**Assignment:** Copy the Leaky Black profile starting with "- Listed weight: 209" and going on through "North Carolina (2018–2023)", changing "Cox Mill" to "Cox Mill High School" wherever it appears.

**Passage for review:**
-- Opening Marker --

Personal information
- Born: June 14, 1999 (age 27) Concord, North Carolina, U.S.
- Listed height: 6 ft 6 in (1.98 m)
- Listed weight: 209 lb (95 kg)

Career information
- High school: Concord (Concord, North Carolina); Montverde Academy (Montverde, Florida); Cox Mill (Concord, North Carolina);
- College: North Carolina (2018–2023)
- NBA draft: 2023: undrafted
- Playing career: 2023–present

Career history
- 2023–2024: Charlotte Hornets
- 2023–2024: →Greensboro Swarm
- 2024–2026: Capital City Go-Go
- 2026: Washington Wizards
- 2026: →Capital City Go-Go
- 2026–present: Stockton Kings

Career highlights
- 2× ACC All-Defensive team (2022, 2023);
- Stats at NBA.com
- Stats at Basketball Reference

= Leaky Black =

American basketball player (born 1999)

Rechon Malik "Leaky" Black (born June 14, 1999) is an American professional basketball player for the Stockton Kings of the NBA G League. He played college basketball for the North Carolina Tar Heels.

-- Closing Marker --

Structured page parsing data
-- Opening Marker --

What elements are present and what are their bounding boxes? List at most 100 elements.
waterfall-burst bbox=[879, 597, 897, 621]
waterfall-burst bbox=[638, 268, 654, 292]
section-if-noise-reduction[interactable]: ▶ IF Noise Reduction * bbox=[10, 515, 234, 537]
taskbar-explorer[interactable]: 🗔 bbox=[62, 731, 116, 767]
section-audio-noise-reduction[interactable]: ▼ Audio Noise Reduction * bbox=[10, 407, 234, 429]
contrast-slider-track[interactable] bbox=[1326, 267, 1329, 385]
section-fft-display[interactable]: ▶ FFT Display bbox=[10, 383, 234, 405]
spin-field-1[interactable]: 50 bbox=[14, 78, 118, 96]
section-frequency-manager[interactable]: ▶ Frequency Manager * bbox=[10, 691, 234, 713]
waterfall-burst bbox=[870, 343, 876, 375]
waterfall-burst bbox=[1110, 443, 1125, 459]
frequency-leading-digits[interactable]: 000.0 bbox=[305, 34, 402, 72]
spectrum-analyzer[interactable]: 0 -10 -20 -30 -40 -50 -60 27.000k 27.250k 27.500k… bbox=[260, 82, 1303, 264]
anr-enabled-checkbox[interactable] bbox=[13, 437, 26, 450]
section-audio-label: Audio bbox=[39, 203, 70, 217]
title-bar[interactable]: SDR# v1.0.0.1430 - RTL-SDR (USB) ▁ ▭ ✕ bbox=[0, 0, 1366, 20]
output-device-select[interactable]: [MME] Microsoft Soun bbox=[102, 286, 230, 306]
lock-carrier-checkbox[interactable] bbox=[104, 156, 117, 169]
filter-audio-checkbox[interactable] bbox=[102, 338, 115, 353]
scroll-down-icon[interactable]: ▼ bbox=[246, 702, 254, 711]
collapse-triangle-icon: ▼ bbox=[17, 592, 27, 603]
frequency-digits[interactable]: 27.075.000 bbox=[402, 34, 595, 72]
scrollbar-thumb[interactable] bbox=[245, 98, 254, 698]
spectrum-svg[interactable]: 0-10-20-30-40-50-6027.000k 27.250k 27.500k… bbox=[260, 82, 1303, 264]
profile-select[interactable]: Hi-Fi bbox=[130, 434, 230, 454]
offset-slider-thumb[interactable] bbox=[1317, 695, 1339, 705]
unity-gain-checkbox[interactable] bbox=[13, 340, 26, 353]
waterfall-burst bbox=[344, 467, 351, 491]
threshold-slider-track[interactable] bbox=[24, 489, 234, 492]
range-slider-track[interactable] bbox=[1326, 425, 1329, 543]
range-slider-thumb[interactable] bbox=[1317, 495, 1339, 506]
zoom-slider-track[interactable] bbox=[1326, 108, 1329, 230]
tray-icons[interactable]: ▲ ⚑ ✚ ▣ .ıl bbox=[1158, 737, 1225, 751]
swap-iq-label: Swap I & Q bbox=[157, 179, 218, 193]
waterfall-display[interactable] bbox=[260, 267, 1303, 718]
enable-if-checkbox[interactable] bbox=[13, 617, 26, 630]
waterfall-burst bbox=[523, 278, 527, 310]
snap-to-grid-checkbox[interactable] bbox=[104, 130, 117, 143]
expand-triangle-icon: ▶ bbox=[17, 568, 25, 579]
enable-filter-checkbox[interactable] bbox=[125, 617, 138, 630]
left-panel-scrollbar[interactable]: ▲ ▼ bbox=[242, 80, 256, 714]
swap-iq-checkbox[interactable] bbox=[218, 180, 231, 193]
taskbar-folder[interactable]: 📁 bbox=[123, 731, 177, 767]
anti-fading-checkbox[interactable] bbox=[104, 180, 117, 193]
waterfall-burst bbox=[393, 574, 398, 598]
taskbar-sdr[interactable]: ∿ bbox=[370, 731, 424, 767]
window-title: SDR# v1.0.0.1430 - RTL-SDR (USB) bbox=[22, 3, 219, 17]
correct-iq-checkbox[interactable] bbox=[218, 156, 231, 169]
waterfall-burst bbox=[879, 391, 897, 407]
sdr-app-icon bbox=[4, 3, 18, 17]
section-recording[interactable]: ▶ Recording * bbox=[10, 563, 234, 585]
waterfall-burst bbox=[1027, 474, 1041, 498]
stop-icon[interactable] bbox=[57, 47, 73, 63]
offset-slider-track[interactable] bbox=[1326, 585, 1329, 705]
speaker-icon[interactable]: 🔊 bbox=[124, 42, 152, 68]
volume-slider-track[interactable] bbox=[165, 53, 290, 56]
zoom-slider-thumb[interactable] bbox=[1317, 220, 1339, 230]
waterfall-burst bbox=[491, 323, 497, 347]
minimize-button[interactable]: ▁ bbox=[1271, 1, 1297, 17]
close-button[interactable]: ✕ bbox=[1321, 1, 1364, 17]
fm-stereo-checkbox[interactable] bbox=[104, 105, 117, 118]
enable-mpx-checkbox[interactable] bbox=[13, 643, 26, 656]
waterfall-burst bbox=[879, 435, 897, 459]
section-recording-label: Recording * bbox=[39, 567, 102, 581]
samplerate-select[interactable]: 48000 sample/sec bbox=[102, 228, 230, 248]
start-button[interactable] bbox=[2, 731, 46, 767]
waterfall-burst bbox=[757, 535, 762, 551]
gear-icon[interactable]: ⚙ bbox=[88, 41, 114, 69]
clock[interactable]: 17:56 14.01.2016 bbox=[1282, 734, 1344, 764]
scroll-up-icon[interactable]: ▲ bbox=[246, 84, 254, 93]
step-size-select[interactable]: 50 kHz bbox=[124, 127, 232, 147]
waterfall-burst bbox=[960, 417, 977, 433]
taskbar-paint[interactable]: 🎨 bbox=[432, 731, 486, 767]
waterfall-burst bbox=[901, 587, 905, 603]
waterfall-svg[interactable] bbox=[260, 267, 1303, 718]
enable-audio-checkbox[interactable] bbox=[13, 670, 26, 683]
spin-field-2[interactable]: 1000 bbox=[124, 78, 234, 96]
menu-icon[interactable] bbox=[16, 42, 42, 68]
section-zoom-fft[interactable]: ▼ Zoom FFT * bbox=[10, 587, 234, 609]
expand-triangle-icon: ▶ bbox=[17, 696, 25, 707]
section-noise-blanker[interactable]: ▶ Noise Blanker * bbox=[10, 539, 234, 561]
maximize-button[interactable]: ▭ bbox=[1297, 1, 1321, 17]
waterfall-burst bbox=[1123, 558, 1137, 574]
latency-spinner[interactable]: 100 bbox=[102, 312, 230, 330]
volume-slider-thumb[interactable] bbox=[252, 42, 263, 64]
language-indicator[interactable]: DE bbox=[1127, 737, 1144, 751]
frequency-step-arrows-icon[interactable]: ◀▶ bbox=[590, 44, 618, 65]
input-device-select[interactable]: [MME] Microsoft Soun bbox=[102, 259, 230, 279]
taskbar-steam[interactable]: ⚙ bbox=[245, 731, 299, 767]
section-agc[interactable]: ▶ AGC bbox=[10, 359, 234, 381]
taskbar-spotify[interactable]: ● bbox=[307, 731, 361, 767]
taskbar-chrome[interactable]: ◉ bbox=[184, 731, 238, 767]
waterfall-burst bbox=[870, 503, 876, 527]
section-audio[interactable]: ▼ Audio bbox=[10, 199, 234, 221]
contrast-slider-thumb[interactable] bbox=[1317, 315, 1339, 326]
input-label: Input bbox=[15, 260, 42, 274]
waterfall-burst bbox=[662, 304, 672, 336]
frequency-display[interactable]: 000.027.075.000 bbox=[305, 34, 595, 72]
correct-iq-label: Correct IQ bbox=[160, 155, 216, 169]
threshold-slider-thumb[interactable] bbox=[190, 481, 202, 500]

-- Closing Marker --

**The completed task:**
- Listed weight: 209 lb (95 kg)

Career information
- High school: Concord (Concord, North Carolina); Montverde Academy (Montverde, Florida); Cox Mill High School (Concord, North Carolina);
- College: North Carolina (2018–2023)